# EXERCISE DETAILS
Copy each line below that includes "odio".

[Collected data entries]
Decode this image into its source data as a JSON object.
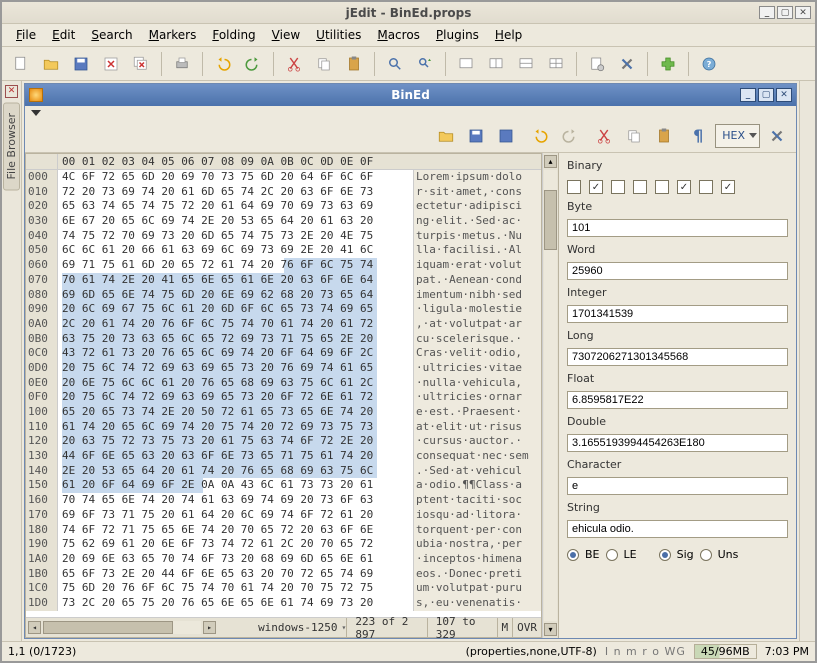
{
  "window": {
    "title": "jEdit - BinEd.props"
  },
  "menu": [
    "File",
    "Edit",
    "Search",
    "Markers",
    "Folding",
    "View",
    "Utilities",
    "Macros",
    "Plugins",
    "Help"
  ],
  "sidebar": {
    "tab": "File Browser"
  },
  "inner": {
    "title": "BinEd",
    "hexmode": "HEX"
  },
  "hex": {
    "header": "00 01 02 03 04 05 06 07 08 09 0A 0B 0C 0D 0E 0F",
    "rows": [
      {
        "a": "000",
        "b": "4C 6F 72 65 6D 20 69 70 73 75 6D 20 64 6F 6C 6F",
        "t": "Lorem·ipsum·dolo"
      },
      {
        "a": "010",
        "b": "72 20 73 69 74 20 61 6D 65 74 2C 20 63 6F 6E 73",
        "t": "r·sit·amet,·cons"
      },
      {
        "a": "020",
        "b": "65 63 74 65 74 75 72 20 61 64 69 70 69 73 63 69",
        "t": "ectetur·adipisci"
      },
      {
        "a": "030",
        "b": "6E 67 20 65 6C 69 74 2E 20 53 65 64 20 61 63 20",
        "t": "ng·elit.·Sed·ac·"
      },
      {
        "a": "040",
        "b": "74 75 72 70 69 73 20 6D 65 74 75 73 2E 20 4E 75",
        "t": "turpis·metus.·Nu"
      },
      {
        "a": "050",
        "b": "6C 6C 61 20 66 61 63 69 6C 69 73 69 2E 20 41 6C",
        "t": "lla·facilisi.·Al"
      },
      {
        "a": "060",
        "b": "69 71 75 61 6D 20 65 72 61 74 20 76 6F 6C 75 74",
        "t": "iquam·erat·volut"
      },
      {
        "a": "070",
        "b": "70 61 74 2E 20 41 65 6E 65 61 6E 20 63 6F 6E 64",
        "t": "pat.·Aenean·cond"
      },
      {
        "a": "080",
        "b": "69 6D 65 6E 74 75 6D 20 6E 69 62 68 20 73 65 64",
        "t": "imentum·nibh·sed"
      },
      {
        "a": "090",
        "b": "20 6C 69 67 75 6C 61 20 6D 6F 6C 65 73 74 69 65",
        "t": "·ligula·molestie"
      },
      {
        "a": "0A0",
        "b": "2C 20 61 74 20 76 6F 6C 75 74 70 61 74 20 61 72",
        "t": ",·at·volutpat·ar"
      },
      {
        "a": "0B0",
        "b": "63 75 20 73 63 65 6C 65 72 69 73 71 75 65 2E 20",
        "t": "cu·scelerisque.·"
      },
      {
        "a": "0C0",
        "b": "43 72 61 73 20 76 65 6C 69 74 20 6F 64 69 6F 2C",
        "t": "Cras·velit·odio,"
      },
      {
        "a": "0D0",
        "b": "20 75 6C 74 72 69 63 69 65 73 20 76 69 74 61 65",
        "t": "·ultricies·vitae"
      },
      {
        "a": "0E0",
        "b": "20 6E 75 6C 6C 61 20 76 65 68 69 63 75 6C 61 2C",
        "t": "·nulla·vehicula,"
      },
      {
        "a": "0F0",
        "b": "20 75 6C 74 72 69 63 69 65 73 20 6F 72 6E 61 72",
        "t": "·ultricies·ornar"
      },
      {
        "a": "100",
        "b": "65 20 65 73 74 2E 20 50 72 61 65 73 65 6E 74 20",
        "t": "e·est.·Praesent·"
      },
      {
        "a": "110",
        "b": "61 74 20 65 6C 69 74 20 75 74 20 72 69 73 75 73",
        "t": "at·elit·ut·risus"
      },
      {
        "a": "120",
        "b": "20 63 75 72 73 75 73 20 61 75 63 74 6F 72 2E 20",
        "t": "·cursus·auctor.·"
      },
      {
        "a": "130",
        "b": "44 6F 6E 65 63 20 63 6F 6E 73 65 71 75 61 74 20",
        "t": "consequat·nec·sem"
      },
      {
        "a": "140",
        "b": "2E 20 53 65 64 20 61 74 20 76 65 68 69 63 75 6C",
        "t": ".·Sed·at·vehicul"
      },
      {
        "a": "150",
        "b": "61 20 6F 64 69 6F 2E 0A 0A 43 6C 61 73 73 20 61",
        "t": "a·odio.¶¶Class·a"
      },
      {
        "a": "160",
        "b": "70 74 65 6E 74 20 74 61 63 69 74 69 20 73 6F 63",
        "t": "ptent·taciti·soc"
      },
      {
        "a": "170",
        "b": "69 6F 73 71 75 20 61 64 20 6C 69 74 6F 72 61 20",
        "t": "iosqu·ad·litora·"
      },
      {
        "a": "180",
        "b": "74 6F 72 71 75 65 6E 74 20 70 65 72 20 63 6F 6E",
        "t": "torquent·per·con"
      },
      {
        "a": "190",
        "b": "75 62 69 61 20 6E 6F 73 74 72 61 2C 20 70 65 72",
        "t": "ubia·nostra,·per"
      },
      {
        "a": "1A0",
        "b": "20 69 6E 63 65 70 74 6F 73 20 68 69 6D 65 6E 61",
        "t": "·inceptos·himena"
      },
      {
        "a": "1B0",
        "b": "65 6F 73 2E 20 44 6F 6E 65 63 20 70 72 65 74 69",
        "t": "eos.·Donec·preti"
      },
      {
        "a": "1C0",
        "b": "75 6D 20 76 6F 6C 75 74 70 61 74 20 70 75 72 75",
        "t": "um·volutpat·puru"
      },
      {
        "a": "1D0",
        "b": "73 2C 20 65 75 20 76 65 6E 65 6E 61 74 69 73 20",
        "t": "s,·eu·venenatis·"
      }
    ],
    "encoding": "windows-1250",
    "position": "223 of 2 897",
    "selection": "107 to 329",
    "mode_m": "M",
    "mode_ovr": "OVR"
  },
  "inspector": {
    "binary_label": "Binary",
    "checks": [
      false,
      true,
      false,
      false,
      false,
      true,
      false,
      true
    ],
    "byte_label": "Byte",
    "byte": "101",
    "word_label": "Word",
    "word": "25960",
    "integer_label": "Integer",
    "integer": "1701341539",
    "long_label": "Long",
    "long": "7307206271301345568",
    "float_label": "Float",
    "float": "6.8595817E22",
    "double_label": "Double",
    "double": "3.1655193994454263E180",
    "character_label": "Character",
    "character": "e",
    "string_label": "String",
    "string": "ehicula odio.",
    "be": "BE",
    "le": "LE",
    "sig": "Sig",
    "uns": "Uns"
  },
  "status": {
    "pos": "1,1 (0/1723)",
    "props": "(properties,none,UTF-8)",
    "flags": "I n m r o WG",
    "mem": "45/96MB",
    "time": "7:03 PM"
  }
}
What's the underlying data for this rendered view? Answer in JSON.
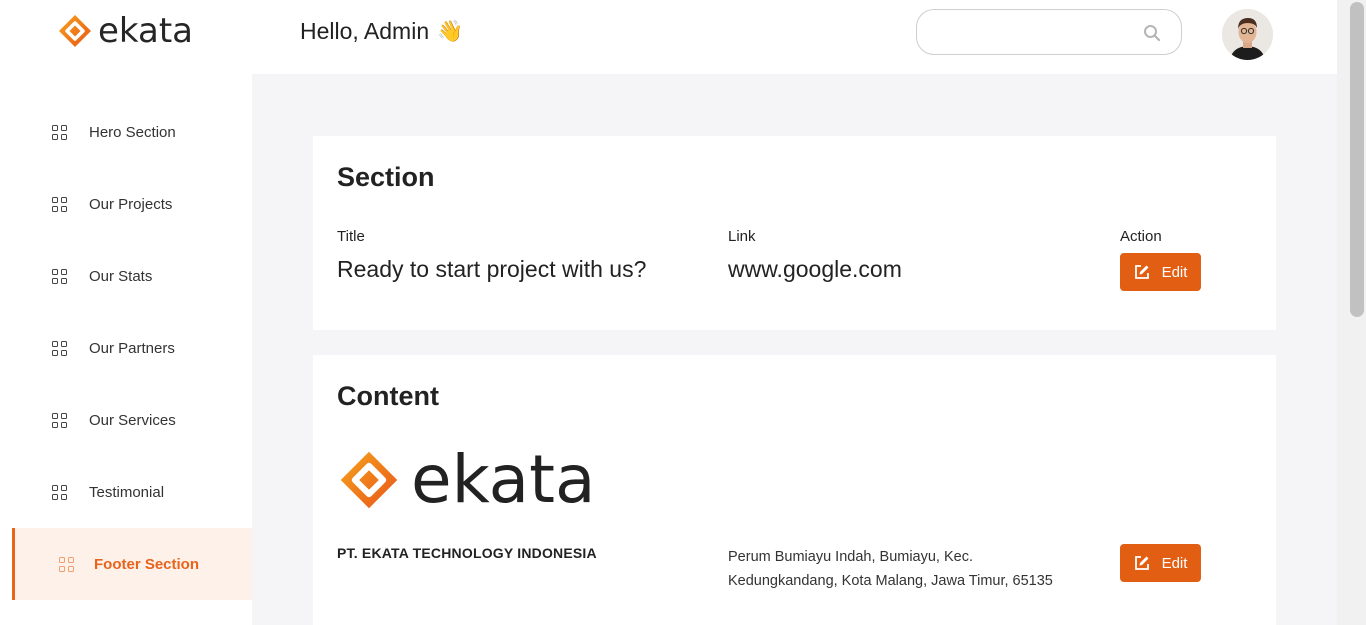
{
  "brand": {
    "name": "ekata",
    "accent": "#e8641c",
    "button_color": "#e15e13"
  },
  "sidebar": {
    "items": [
      {
        "label": "Hero Section",
        "icon": "grid-icon",
        "active": false
      },
      {
        "label": "Our Projects",
        "icon": "grid-icon",
        "active": false
      },
      {
        "label": "Our Stats",
        "icon": "grid-icon",
        "active": false
      },
      {
        "label": "Our Partners",
        "icon": "grid-icon",
        "active": false
      },
      {
        "label": "Our Services",
        "icon": "grid-icon",
        "active": false
      },
      {
        "label": "Testimonial",
        "icon": "grid-icon",
        "active": false
      },
      {
        "label": "Footer Section",
        "icon": "grid-icon",
        "active": true
      }
    ]
  },
  "header": {
    "greeting": "Hello, Admin",
    "wave_emoji": "👋",
    "search": {
      "value": "",
      "placeholder": "",
      "icon": "search-icon"
    },
    "avatar": "user-avatar"
  },
  "section_card": {
    "title": "Section",
    "columns": {
      "title_label": "Title",
      "link_label": "Link",
      "action_label": "Action"
    },
    "row": {
      "title": "Ready to start project with us?",
      "link": "www.google.com"
    },
    "edit_label": "Edit"
  },
  "content_card": {
    "title": "Content",
    "logo_text": "ekata",
    "company": "PT. EKATA TECHNOLOGY INDONESIA",
    "address_line1": "Perum Bumiayu Indah, Bumiayu, Kec.",
    "address_line2": "Kedungkandang, Kota Malang, Jawa Timur, 65135",
    "edit_label": "Edit"
  }
}
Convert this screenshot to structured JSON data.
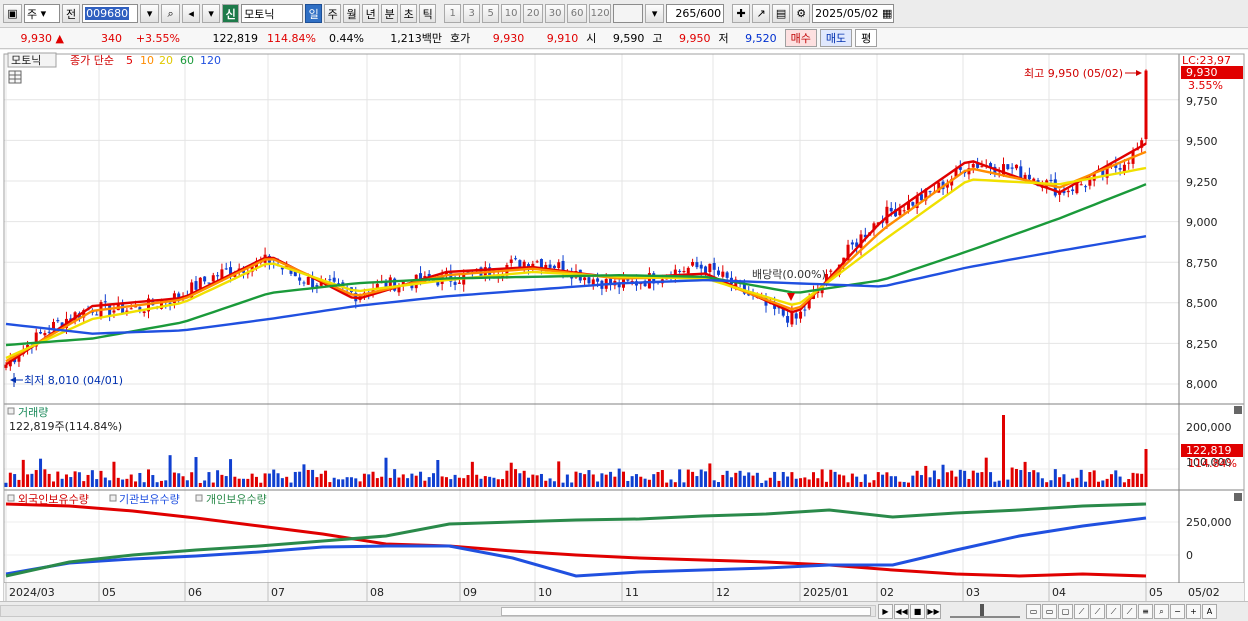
{
  "toolbar": {
    "market_label": "주",
    "prev_label": "전",
    "stock_code": "009680",
    "new_badge": "신",
    "stock_name": "모토닉",
    "periods": [
      "일",
      "주",
      "월",
      "년",
      "분",
      "초",
      "틱"
    ],
    "selected_period": "일",
    "intervals": [
      "1",
      "3",
      "5",
      "10",
      "20",
      "30",
      "60",
      "120"
    ],
    "count": "265",
    "count_max": "/600",
    "date": "2025/05/02"
  },
  "quote": {
    "price": "9,930",
    "arrow": "▲",
    "change": "340",
    "change_pct": "+3.55%",
    "volume": "122,819",
    "volume_ratio": "114.84%",
    "turnover": "0.44%",
    "amount": "1,213백만",
    "ask_label": "호가",
    "ask1": "9,930",
    "ask2": "9,910",
    "open_label": "시",
    "open": "9,590",
    "high_label": "고",
    "high": "9,950",
    "low_label": "저",
    "low": "9,520",
    "buy_label": "매수",
    "sell_label": "매도",
    "eval_label": "평"
  },
  "chart": {
    "legend_name": "모토닉",
    "legend_main": "종가 단순",
    "ma_labels": [
      "5",
      "10",
      "20",
      "60",
      "120"
    ],
    "ma_colors": [
      "#e00000",
      "#ff8c00",
      "#f0e000",
      "#1a9a3a",
      "#2050e0"
    ],
    "lc_label": "LC:23,97",
    "price_tag": "9,930",
    "price_tag_pct": "3.55%",
    "price_axis": [
      "9,750",
      "9,500",
      "9,250",
      "9,000",
      "8,750",
      "8,500",
      "8,250",
      "8,000"
    ],
    "high_note": "최고 9,950 (05/02)",
    "low_note": "최저 8,010 (04/01)",
    "mid_note": "배당락(0.00%)",
    "volume_title": "거래량",
    "volume_value": "122,819주(114.84%)",
    "volume_axis": [
      "200,000",
      "100,000"
    ],
    "volume_tag": "122,819",
    "volume_tag_pct": "114.84%",
    "holders_legend": [
      "외국인보유수량",
      "기관보유수량",
      "개인보유수량"
    ],
    "holders_axis": [
      "250,000",
      "0"
    ],
    "x_labels": [
      "2024/03",
      "05",
      "06",
      "07",
      "08",
      "09",
      "10",
      "11",
      "12",
      "2025/01",
      "02",
      "03",
      "04",
      "05"
    ],
    "x_last_label": "05/02",
    "colors": {
      "up": "#e00000",
      "down": "#1040d0",
      "foreign": "#e00000",
      "inst": "#2050e0",
      "retail": "#2a8a4a"
    }
  },
  "chart_data": {
    "type": "line",
    "title": "",
    "price_range": [
      7900,
      10000
    ],
    "price_ticks": [
      8000,
      8250,
      8500,
      8750,
      9000,
      9250,
      9500,
      9750
    ],
    "x": [
      "2024/03",
      "2024/05",
      "2024/06",
      "2024/07",
      "2024/08",
      "2024/09",
      "2024/10",
      "2024/11",
      "2024/12",
      "2025/01",
      "2025/02",
      "2025/03",
      "2025/04",
      "2025/05"
    ],
    "series": [
      {
        "name": "5",
        "values": [
          8120,
          8480,
          8530,
          8790,
          8520,
          8690,
          8720,
          8650,
          8680,
          8430,
          9010,
          9380,
          9180,
          9480
        ]
      },
      {
        "name": "10",
        "values": [
          8140,
          8450,
          8520,
          8780,
          8540,
          8670,
          8710,
          8650,
          8660,
          8450,
          8950,
          9330,
          9210,
          9430
        ]
      },
      {
        "name": "20",
        "values": [
          8160,
          8400,
          8500,
          8750,
          8570,
          8640,
          8690,
          8660,
          8650,
          8480,
          8880,
          9260,
          9230,
          9330
        ]
      },
      {
        "name": "60",
        "values": [
          8240,
          8280,
          8380,
          8560,
          8620,
          8650,
          8660,
          8670,
          8660,
          8560,
          8640,
          8820,
          9020,
          9230
        ]
      },
      {
        "name": "120",
        "values": [
          8370,
          8310,
          8330,
          8400,
          8480,
          8540,
          8580,
          8620,
          8640,
          8620,
          8600,
          8720,
          8820,
          8910
        ]
      }
    ]
  }
}
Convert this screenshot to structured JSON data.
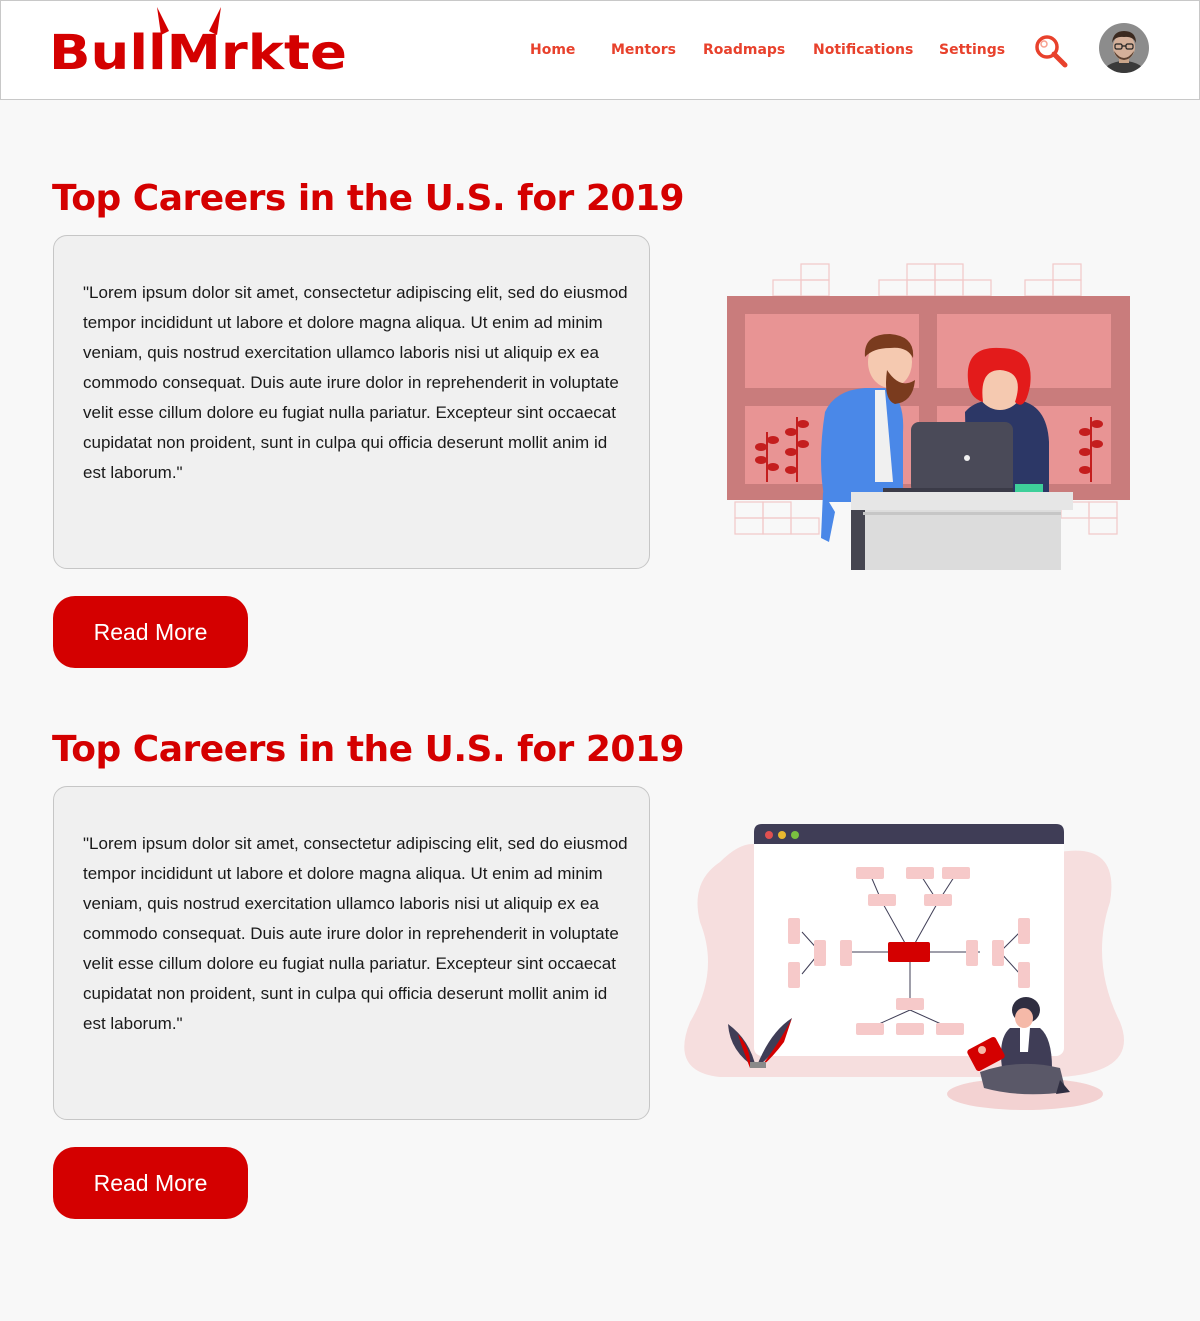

# OUTPUT BELOW
        "t": "Cras·velit·odio,"
        "t": "a·odio.¶¶Class·a"
    "string": "ehicula odio.",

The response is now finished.